Records contained in a dataset:

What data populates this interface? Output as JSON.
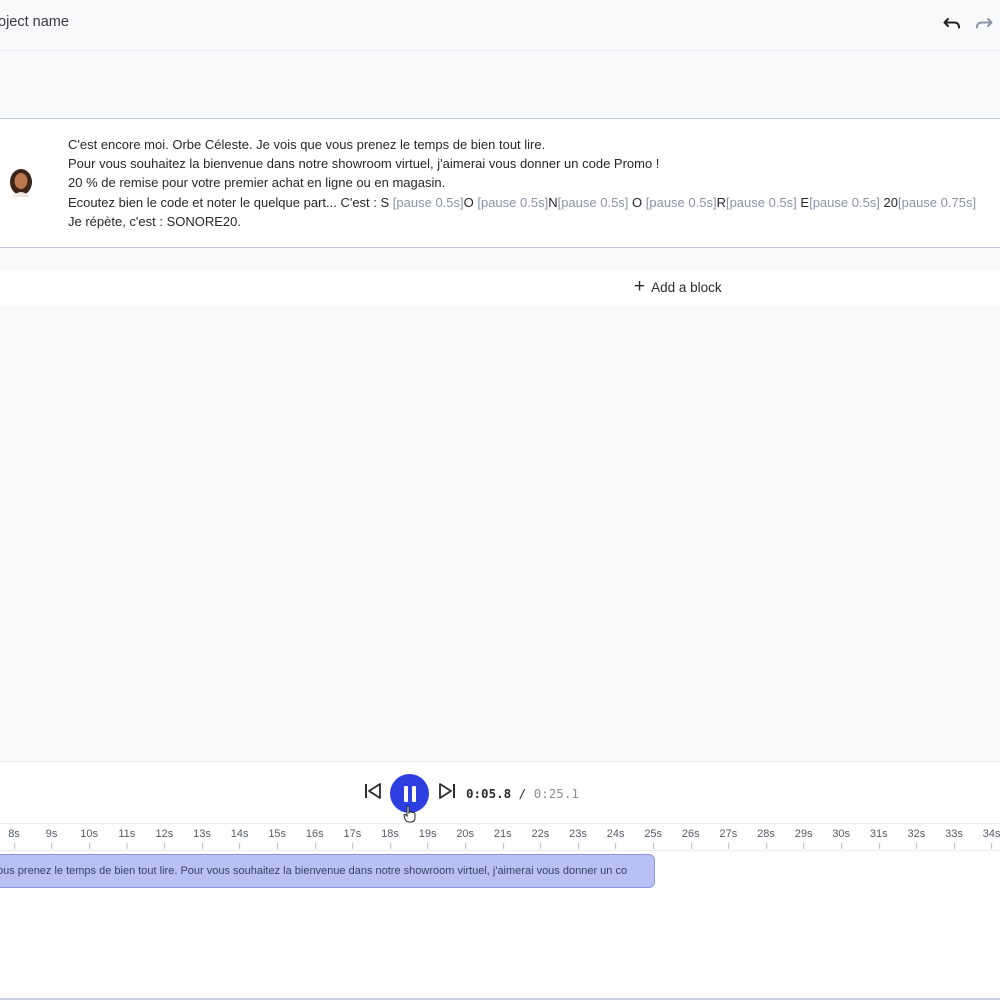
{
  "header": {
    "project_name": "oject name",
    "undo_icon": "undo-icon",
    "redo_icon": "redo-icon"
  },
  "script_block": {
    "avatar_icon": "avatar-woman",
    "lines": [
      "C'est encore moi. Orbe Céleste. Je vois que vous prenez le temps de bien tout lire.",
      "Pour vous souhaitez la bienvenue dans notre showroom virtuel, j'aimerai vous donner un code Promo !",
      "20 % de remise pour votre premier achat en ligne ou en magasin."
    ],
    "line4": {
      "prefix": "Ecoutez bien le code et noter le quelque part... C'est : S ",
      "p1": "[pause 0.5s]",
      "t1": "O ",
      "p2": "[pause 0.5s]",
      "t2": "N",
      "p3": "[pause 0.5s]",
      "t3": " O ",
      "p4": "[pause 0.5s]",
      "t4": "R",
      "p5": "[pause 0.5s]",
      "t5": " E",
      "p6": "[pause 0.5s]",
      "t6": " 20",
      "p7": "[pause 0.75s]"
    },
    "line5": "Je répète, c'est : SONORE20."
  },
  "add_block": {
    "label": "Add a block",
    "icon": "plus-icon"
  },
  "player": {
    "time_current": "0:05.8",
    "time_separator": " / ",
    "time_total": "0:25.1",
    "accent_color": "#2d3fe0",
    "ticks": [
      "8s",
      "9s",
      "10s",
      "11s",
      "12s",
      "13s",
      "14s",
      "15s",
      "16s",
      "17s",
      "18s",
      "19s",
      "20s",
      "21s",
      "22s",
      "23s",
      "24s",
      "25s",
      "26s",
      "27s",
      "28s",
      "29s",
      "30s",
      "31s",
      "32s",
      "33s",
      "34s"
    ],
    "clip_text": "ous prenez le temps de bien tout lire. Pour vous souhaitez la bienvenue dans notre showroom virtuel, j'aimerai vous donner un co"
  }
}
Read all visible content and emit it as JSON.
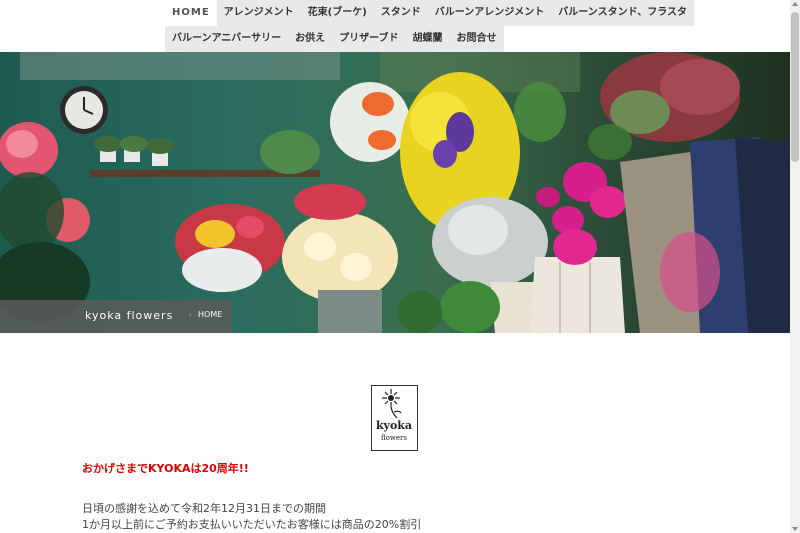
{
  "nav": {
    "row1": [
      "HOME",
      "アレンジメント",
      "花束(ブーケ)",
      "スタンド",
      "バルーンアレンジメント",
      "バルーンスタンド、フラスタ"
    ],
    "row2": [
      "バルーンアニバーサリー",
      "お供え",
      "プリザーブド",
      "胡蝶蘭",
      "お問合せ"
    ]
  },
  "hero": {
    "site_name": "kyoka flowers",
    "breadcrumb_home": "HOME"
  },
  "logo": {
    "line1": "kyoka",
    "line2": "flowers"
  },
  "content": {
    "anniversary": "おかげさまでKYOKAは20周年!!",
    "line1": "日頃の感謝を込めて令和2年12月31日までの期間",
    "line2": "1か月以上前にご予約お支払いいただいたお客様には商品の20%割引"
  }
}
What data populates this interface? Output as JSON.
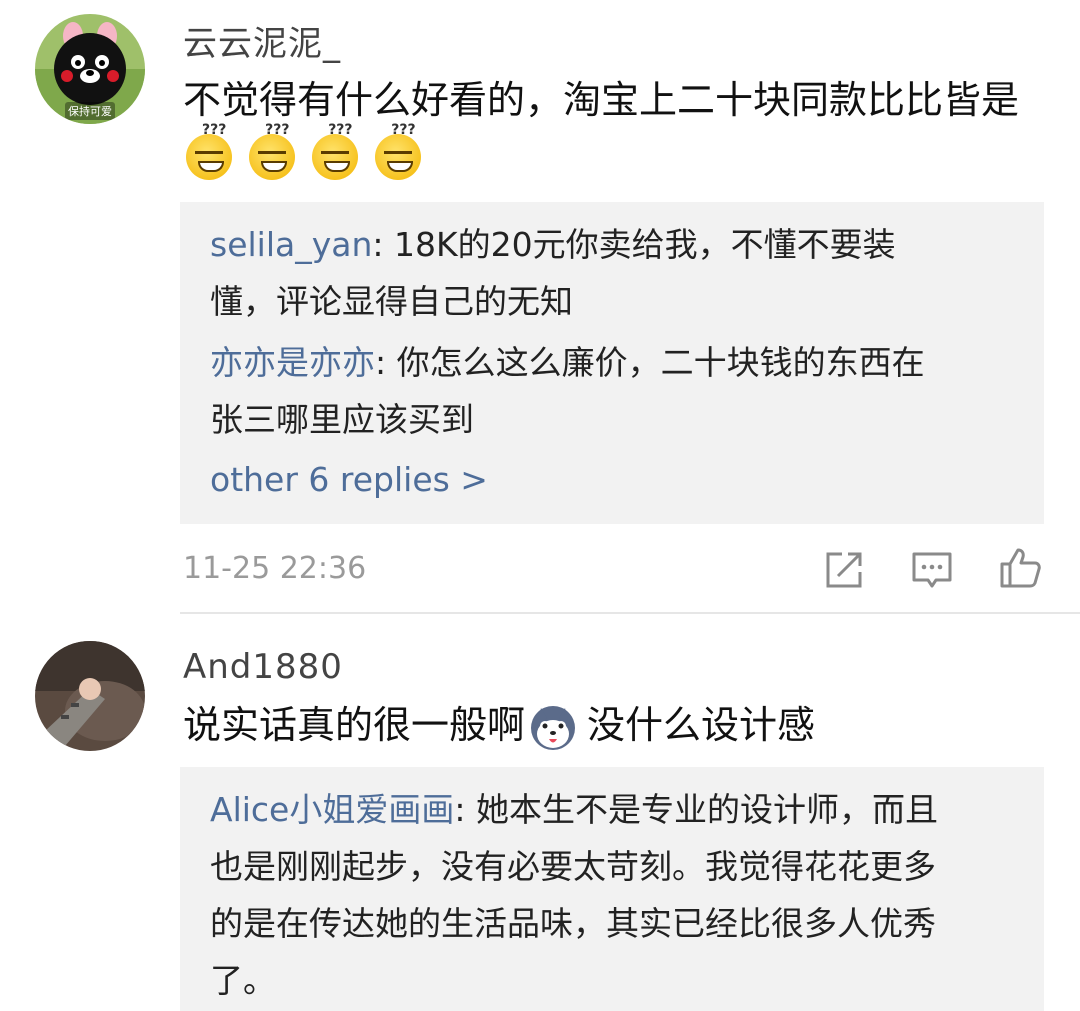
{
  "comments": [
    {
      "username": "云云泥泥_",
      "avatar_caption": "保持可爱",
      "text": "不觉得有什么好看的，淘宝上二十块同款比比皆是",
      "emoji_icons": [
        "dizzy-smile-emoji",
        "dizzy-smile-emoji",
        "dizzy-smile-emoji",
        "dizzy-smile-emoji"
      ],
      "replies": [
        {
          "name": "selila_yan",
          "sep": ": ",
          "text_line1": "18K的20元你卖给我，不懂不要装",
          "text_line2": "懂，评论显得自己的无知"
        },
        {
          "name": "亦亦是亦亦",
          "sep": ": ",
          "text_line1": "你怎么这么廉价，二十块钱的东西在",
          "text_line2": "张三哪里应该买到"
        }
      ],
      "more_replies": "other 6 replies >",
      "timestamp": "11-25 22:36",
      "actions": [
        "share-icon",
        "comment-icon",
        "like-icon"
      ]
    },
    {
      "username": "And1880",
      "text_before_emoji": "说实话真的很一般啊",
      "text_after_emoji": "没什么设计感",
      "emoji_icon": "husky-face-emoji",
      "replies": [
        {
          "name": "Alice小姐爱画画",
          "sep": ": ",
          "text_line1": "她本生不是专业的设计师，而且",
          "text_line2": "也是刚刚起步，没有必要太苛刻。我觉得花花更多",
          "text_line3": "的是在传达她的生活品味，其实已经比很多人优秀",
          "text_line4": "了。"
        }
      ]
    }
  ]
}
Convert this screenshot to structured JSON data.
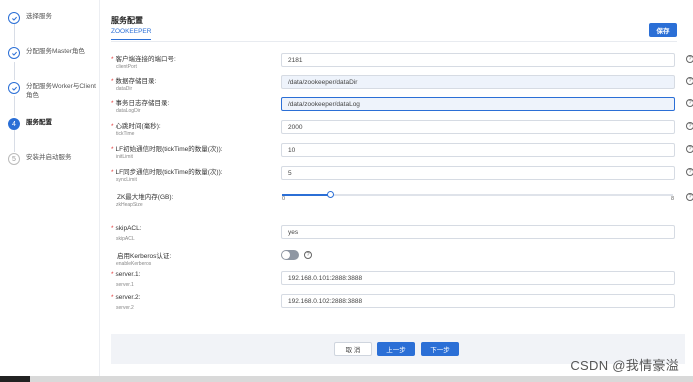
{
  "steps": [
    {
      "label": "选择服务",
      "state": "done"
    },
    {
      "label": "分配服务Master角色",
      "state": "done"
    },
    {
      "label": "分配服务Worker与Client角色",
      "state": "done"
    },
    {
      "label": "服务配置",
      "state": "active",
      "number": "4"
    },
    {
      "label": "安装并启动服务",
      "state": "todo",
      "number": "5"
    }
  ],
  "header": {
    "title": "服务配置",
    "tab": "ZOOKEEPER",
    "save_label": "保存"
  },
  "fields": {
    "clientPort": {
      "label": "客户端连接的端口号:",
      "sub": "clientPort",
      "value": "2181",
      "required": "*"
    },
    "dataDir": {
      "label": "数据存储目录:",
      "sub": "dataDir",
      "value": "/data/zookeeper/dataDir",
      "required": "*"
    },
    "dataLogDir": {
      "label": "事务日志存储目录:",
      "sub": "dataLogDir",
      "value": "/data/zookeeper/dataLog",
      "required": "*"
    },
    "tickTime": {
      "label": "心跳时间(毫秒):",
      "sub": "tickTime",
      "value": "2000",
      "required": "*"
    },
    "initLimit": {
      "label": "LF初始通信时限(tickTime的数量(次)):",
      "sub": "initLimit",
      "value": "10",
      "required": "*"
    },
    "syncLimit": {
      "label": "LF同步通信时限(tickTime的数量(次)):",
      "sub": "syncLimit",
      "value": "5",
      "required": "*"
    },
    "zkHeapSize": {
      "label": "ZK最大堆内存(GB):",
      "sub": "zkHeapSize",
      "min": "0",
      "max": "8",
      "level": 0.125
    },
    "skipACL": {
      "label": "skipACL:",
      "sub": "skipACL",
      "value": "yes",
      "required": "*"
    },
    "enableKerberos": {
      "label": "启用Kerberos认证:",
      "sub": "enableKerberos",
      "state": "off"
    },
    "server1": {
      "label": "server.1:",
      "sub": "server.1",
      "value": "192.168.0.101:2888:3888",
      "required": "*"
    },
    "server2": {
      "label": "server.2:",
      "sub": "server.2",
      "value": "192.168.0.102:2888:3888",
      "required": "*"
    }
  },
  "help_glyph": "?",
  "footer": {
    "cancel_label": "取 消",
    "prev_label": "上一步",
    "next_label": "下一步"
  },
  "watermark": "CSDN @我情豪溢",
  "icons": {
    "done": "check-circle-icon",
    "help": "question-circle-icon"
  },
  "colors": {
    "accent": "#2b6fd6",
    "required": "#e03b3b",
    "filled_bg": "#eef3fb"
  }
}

EXERCISE REQUIREMENTS: Transcribe the material exactly, leaving every picture out.

REPLY:
What data populates this interface? Output as JSON.
{
  "header": {
    "project_name": "oject name",
    "undo_icon": "undo-icon",
    "redo_icon": "redo-icon"
  },
  "script_block": {
    "avatar_icon": "avatar-woman",
    "lines": [
      "C'est encore moi. Orbe Céleste. Je vois que vous prenez le temps de bien tout lire.",
      "Pour vous souhaitez la bienvenue dans notre showroom virtuel, j'aimerai vous donner un code Promo !",
      "20 % de remise pour votre premier achat en ligne ou en magasin."
    ],
    "line4": {
      "prefix": "Ecoutez bien le code et noter le quelque part... C'est : S ",
      "p1": "[pause 0.5s]",
      "t1": "O ",
      "p2": "[pause 0.5s]",
      "t2": "N",
      "p3": "[pause 0.5s]",
      "t3": " O ",
      "p4": "[pause 0.5s]",
      "t4": "R",
      "p5": "[pause 0.5s]",
      "t5": " E",
      "p6": "[pause 0.5s]",
      "t6": " 20",
      "p7": "[pause 0.75s]"
    },
    "line5": "Je répète, c'est : SONORE20."
  },
  "add_block": {
    "label": "Add a block",
    "icon": "plus-icon"
  },
  "player": {
    "time_current": "0:05.8",
    "time_separator": " / ",
    "time_total": "0:25.1",
    "accent_color": "#2d3fe0",
    "ticks": [
      "8s",
      "9s",
      "10s",
      "11s",
      "12s",
      "13s",
      "14s",
      "15s",
      "16s",
      "17s",
      "18s",
      "19s",
      "20s",
      "21s",
      "22s",
      "23s",
      "24s",
      "25s",
      "26s",
      "27s",
      "28s",
      "29s",
      "30s",
      "31s",
      "32s",
      "33s",
      "34s"
    ],
    "clip_text": "ous prenez le temps de bien tout lire. Pour vous souhaitez la bienvenue dans notre showroom virtuel, j'aimerai vous donner un co"
  }
}
Read all visible content and emit it as JSON.
{
  "nav": {
    "row1": [
      "HOME",
      "アレンジメント",
      "花束(ブーケ)",
      "スタンド",
      "バルーンアレンジメント",
      "バルーンスタンド、フラスタ"
    ],
    "row2": [
      "バルーンアニバーサリー",
      "お供え",
      "プリザーブド",
      "胡蝶蘭",
      "お問合せ"
    ]
  },
  "hero": {
    "site_name": "kyoka flowers",
    "breadcrumb_home": "HOME"
  },
  "logo": {
    "line1": "kyoka",
    "line2": "flowers"
  },
  "content": {
    "anniversary": "おかげさまでKYOKAは20周年!!",
    "line1": "日頃の感謝を込めて令和2年12月31日までの期間",
    "line2": "1か月以上前にご予約お支払いいただいたお客様には商品の20%割引"
  }
}
What data populates this interface? Output as JSON.
{
  "comments": [
    {
      "username": "云云泥泥_",
      "avatar_caption": "保持可爱",
      "text": "不觉得有什么好看的，淘宝上二十块同款比比皆是",
      "emoji_icons": [
        "dizzy-smile-emoji",
        "dizzy-smile-emoji",
        "dizzy-smile-emoji",
        "dizzy-smile-emoji"
      ],
      "replies": [
        {
          "name": "selila_yan",
          "sep": ": ",
          "text_line1": "18K的20元你卖给我，不懂不要装",
          "text_line2": "懂，评论显得自己的无知"
        },
        {
          "name": "亦亦是亦亦",
          "sep": ": ",
          "text_line1": "你怎么这么廉价，二十块钱的东西在",
          "text_line2": "张三哪里应该买到"
        }
      ],
      "more_replies": "other 6 replies >",
      "timestamp": "11-25 22:36",
      "actions": [
        "share-icon",
        "comment-icon",
        "like-icon"
      ]
    },
    {
      "username": "And1880",
      "text_before_emoji": "说实话真的很一般啊",
      "text_after_emoji": "没什么设计感",
      "emoji_icon": "husky-face-emoji",
      "replies": [
        {
          "name": "Alice小姐爱画画",
          "sep": ": ",
          "text_line1": "她本生不是专业的设计师，而且",
          "text_line2": "也是刚刚起步，没有必要太苛刻。我觉得花花更多",
          "text_line3": "的是在传达她的生活品味，其实已经比很多人优秀",
          "text_line4": "了。"
        }
      ]
    }
  ]
}
Convert this screenshot to structured JSON data.
{
  "steps": [
    {
      "label": "选择服务",
      "state": "done"
    },
    {
      "label": "分配服务Master角色",
      "state": "done"
    },
    {
      "label": "分配服务Worker与Client角色",
      "state": "done"
    },
    {
      "label": "服务配置",
      "state": "active",
      "number": "4"
    },
    {
      "label": "安装并启动服务",
      "state": "todo",
      "number": "5"
    }
  ],
  "header": {
    "title": "服务配置",
    "tab": "ZOOKEEPER",
    "save_label": "保存"
  },
  "fields": {
    "clientPort": {
      "label": "客户端连接的端口号:",
      "sub": "clientPort",
      "value": "2181",
      "required": "*"
    },
    "dataDir": {
      "label": "数据存储目录:",
      "sub": "dataDir",
      "value": "/data/zookeeper/dataDir",
      "required": "*"
    },
    "dataLogDir": {
      "label": "事务日志存储目录:",
      "sub": "dataLogDir",
      "value": "/data/zookeeper/dataLog",
      "required": "*"
    },
    "tickTime": {
      "label": "心跳时间(毫秒):",
      "sub": "tickTime",
      "value": "2000",
      "required": "*"
    },
    "initLimit": {
      "label": "LF初始通信时限(tickTime的数量(次)):",
      "sub": "initLimit",
      "value": "10",
      "required": "*"
    },
    "syncLimit": {
      "label": "LF同步通信时限(tickTime的数量(次)):",
      "sub": "syncLimit",
      "value": "5",
      "required": "*"
    },
    "zkHeapSize": {
      "label": "ZK最大堆内存(GB):",
      "sub": "zkHeapSize",
      "min": "0",
      "max": "8",
      "level": 0.125
    },
    "skipACL": {
      "label": "skipACL:",
      "sub": "skipACL",
      "value": "yes",
      "required": "*"
    },
    "enableKerberos": {
      "label": "启用Kerberos认证:",
      "sub": "enableKerberos",
      "state": "off"
    },
    "server1": {
      "label": "server.1:",
      "sub": "server.1",
      "value": "192.168.0.101:2888:3888",
      "required": "*"
    },
    "server2": {
      "label": "server.2:",
      "sub": "server.2",
      "value": "192.168.0.102:2888:3888",
      "required": "*"
    }
  },
  "help_glyph": "?",
  "footer": {
    "cancel_label": "取 消",
    "prev_label": "上一步",
    "next_label": "下一步"
  },
  "watermark": "CSDN @我情豪溢",
  "icons": {
    "done": "check-circle-icon",
    "help": "question-circle-icon"
  },
  "colors": {
    "accent": "#2b6fd6",
    "required": "#e03b3b",
    "filled_bg": "#eef3fb"
  }
}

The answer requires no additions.